[Stored records]
++++++++

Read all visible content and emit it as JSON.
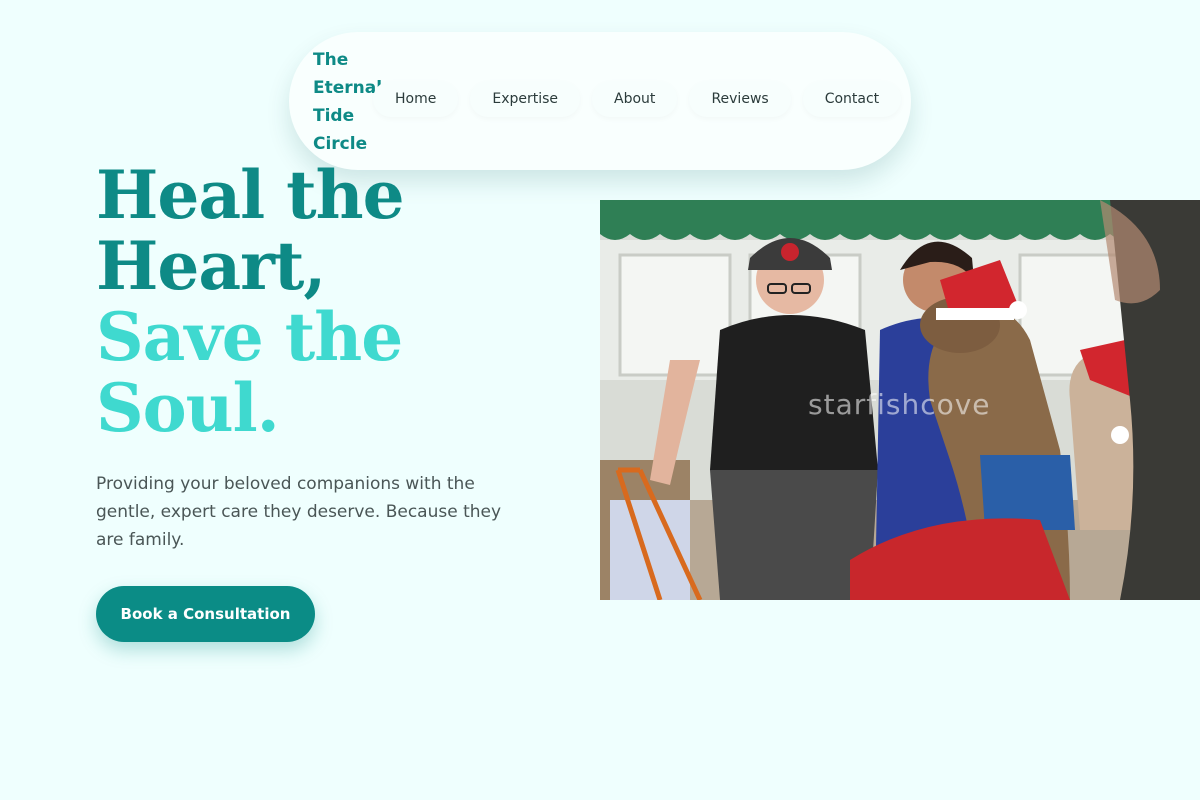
{
  "brand": {
    "name": "The\nEternal\nTide\nCircle"
  },
  "nav": {
    "items": [
      {
        "label": "Home"
      },
      {
        "label": "Expertise"
      },
      {
        "label": "About"
      },
      {
        "label": "Reviews"
      },
      {
        "label": "Contact"
      }
    ]
  },
  "hero": {
    "heading_line1": "Heal the",
    "heading_line2": "Heart,",
    "heading_line3": "Save the",
    "heading_line4": "Soul.",
    "description": "Providing your beloved companions with the gentle, expert care they deserve. Because they are family.",
    "cta_label": "Book a Consultation",
    "image_watermark": "starfishcove"
  },
  "colors": {
    "background": "#effffe",
    "primary": "#0e8a86",
    "accent": "#3fd9cf",
    "button": "#0b8c86"
  }
}
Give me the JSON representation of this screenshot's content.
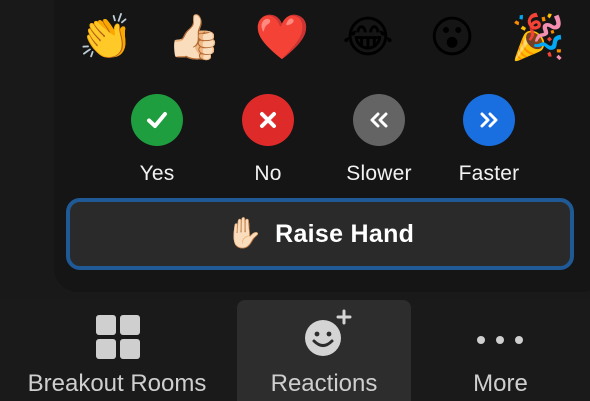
{
  "reactions": {
    "emojis": [
      {
        "name": "clapping-hands",
        "glyph": "👏"
      },
      {
        "name": "thumbs-up",
        "glyph": "👍🏻"
      },
      {
        "name": "red-heart",
        "glyph": "❤️"
      },
      {
        "name": "tears-of-joy",
        "glyph": "😂"
      },
      {
        "name": "open-mouth",
        "glyph": "😮"
      },
      {
        "name": "party-popper",
        "glyph": "🎉"
      }
    ],
    "feedback": [
      {
        "label": "Yes",
        "color": "#1e9e3e",
        "icon": "check-icon"
      },
      {
        "label": "No",
        "color": "#df2a2a",
        "icon": "x-icon"
      },
      {
        "label": "Slower",
        "color": "#646464",
        "icon": "double-chevron-left-icon"
      },
      {
        "label": "Faster",
        "color": "#1a6fe0",
        "icon": "double-chevron-right-icon"
      }
    ],
    "raise_hand": {
      "label": "Raise Hand",
      "glyph": "✋🏻",
      "border_color": "#1f5a97"
    }
  },
  "toolbar": {
    "items": [
      {
        "label": "Breakout Rooms",
        "icon": "grid-icon"
      },
      {
        "label": "Reactions",
        "icon": "smiley-plus-icon",
        "active": true
      },
      {
        "label": "More",
        "icon": "more-dots-icon"
      }
    ]
  }
}
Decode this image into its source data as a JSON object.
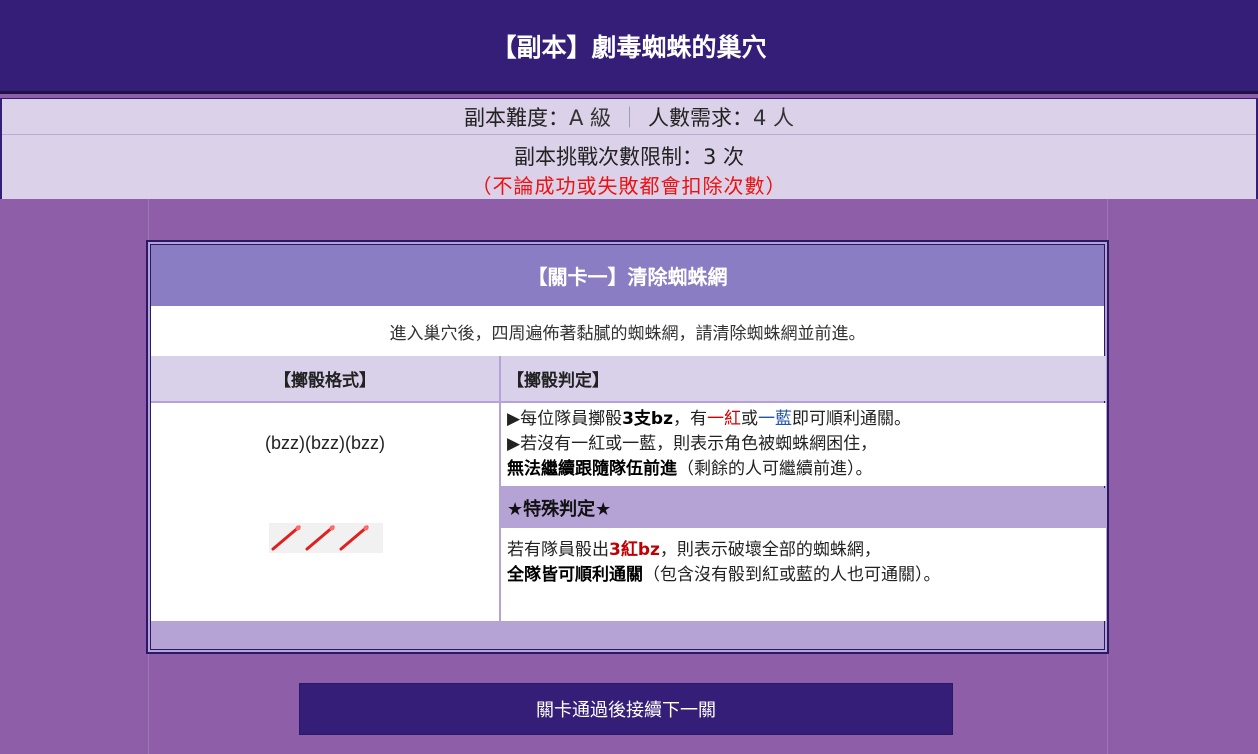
{
  "header": {
    "title": "【副本】劇毒蜘蛛的巢穴"
  },
  "info": {
    "difficulty_label": "副本難度：",
    "difficulty_value": "A 級",
    "separator": "｜",
    "players_label": "人數需求：",
    "players_value": "4 人",
    "limit_label": "副本挑戰次數限制：",
    "limit_value": "3 次",
    "warning": "（不論成功或失敗都會扣除次數）"
  },
  "stage": {
    "title": "【關卡一】清除蜘蛛網",
    "description": "進入巢穴後，四周遍佈著黏膩的蜘蛛網，請清除蜘蛛網並前進。",
    "format_header": "【擲骰格式】",
    "judge_header": "【擲骰判定】",
    "dice_format": "(bzz)(bzz)(bzz)",
    "rule1": {
      "bullet": "▶",
      "t1": "每位隊員擲骰",
      "t2": "3支bz",
      "t3": "，有",
      "t4": "一紅",
      "t5": "或",
      "t6": "一藍",
      "t7": "即可順利通關。"
    },
    "rule2": {
      "bullet": "▶",
      "t1": "若沒有一紅或一藍，則表示角色被蜘蛛網困住，"
    },
    "rule3": {
      "t1": "無法繼續跟隨隊伍前進",
      "t2": "（剩餘的人可繼續前進）。"
    },
    "special_header": "★特殊判定★",
    "special1": {
      "t1": "若有隊員骰出",
      "t2": "3紅bz",
      "t3": "，則表示破壞全部的蜘蛛網，"
    },
    "special2": {
      "t1": "全隊皆可順利通關",
      "t2": "（包含沒有骰到紅或藍的人也可通關）。"
    }
  },
  "next_button": "關卡通過後接續下一關",
  "colors": {
    "header_bg": "#351e78",
    "page_bg": "#8e5ea8",
    "accent_red": "#d40000",
    "accent_blue": "#2255aa"
  }
}
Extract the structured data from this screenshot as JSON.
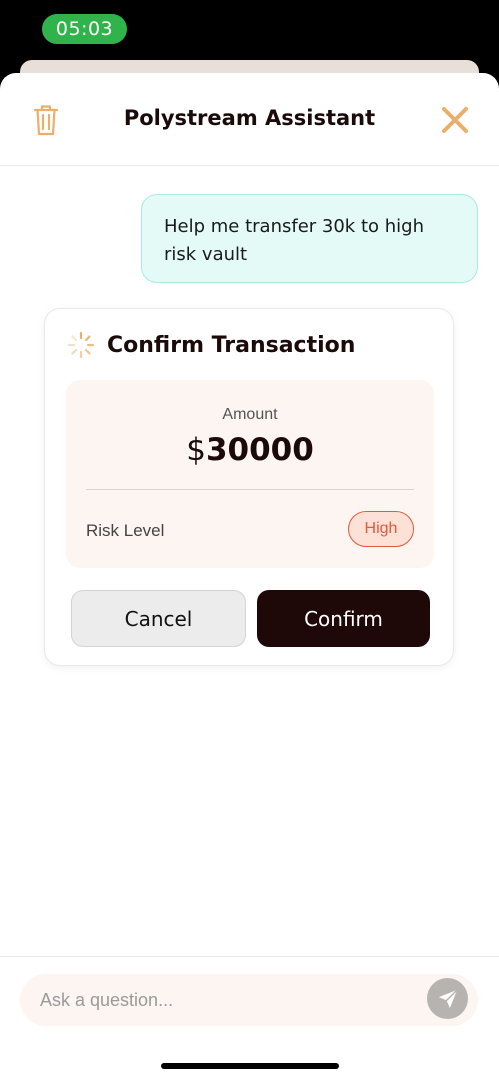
{
  "status_bar": {
    "time": "05:03"
  },
  "header": {
    "title": "Polystream Assistant",
    "trash_icon": "trash-icon",
    "close_icon": "close-icon"
  },
  "chat": {
    "user_message": "Help me transfer 30k to high risk vault"
  },
  "transaction_card": {
    "title": "Confirm Transaction",
    "status_icon": "loading-spinner-icon",
    "amount_label": "Amount",
    "currency_symbol": "$",
    "amount_value": "30000",
    "risk_label": "Risk Level",
    "risk_value": "High",
    "cancel_label": "Cancel",
    "confirm_label": "Confirm"
  },
  "composer": {
    "placeholder": "Ask a question...",
    "send_icon": "send-icon"
  },
  "colors": {
    "accent": "#e8b06c",
    "status_green": "#30b34b",
    "user_bubble_bg": "#e3faf7",
    "user_bubble_border": "#a8ebe3",
    "panel_bg": "#fdf5f1",
    "risk_high": "#e05a3c",
    "confirm_bg": "#1e0808"
  }
}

++++++++

What this task involves: Output nothing but the lines from the line with "Extract the structured" through the last line of the material above, please, word for word and without the pictures.

Exercise output:
Extract the structured data from this screenshot as JSON.
{
  "status_bar": {
    "time": "05:03"
  },
  "header": {
    "title": "Polystream Assistant",
    "trash_icon": "trash-icon",
    "close_icon": "close-icon"
  },
  "chat": {
    "user_message": "Help me transfer 30k to high risk vault"
  },
  "transaction_card": {
    "title": "Confirm Transaction",
    "status_icon": "loading-spinner-icon",
    "amount_label": "Amount",
    "currency_symbol": "$",
    "amount_value": "30000",
    "risk_label": "Risk Level",
    "risk_value": "High",
    "cancel_label": "Cancel",
    "confirm_label": "Confirm"
  },
  "composer": {
    "placeholder": "Ask a question...",
    "send_icon": "send-icon"
  },
  "colors": {
    "accent": "#e8b06c",
    "status_green": "#30b34b",
    "user_bubble_bg": "#e3faf7",
    "user_bubble_border": "#a8ebe3",
    "panel_bg": "#fdf5f1",
    "risk_high": "#e05a3c",
    "confirm_bg": "#1e0808"
  }
}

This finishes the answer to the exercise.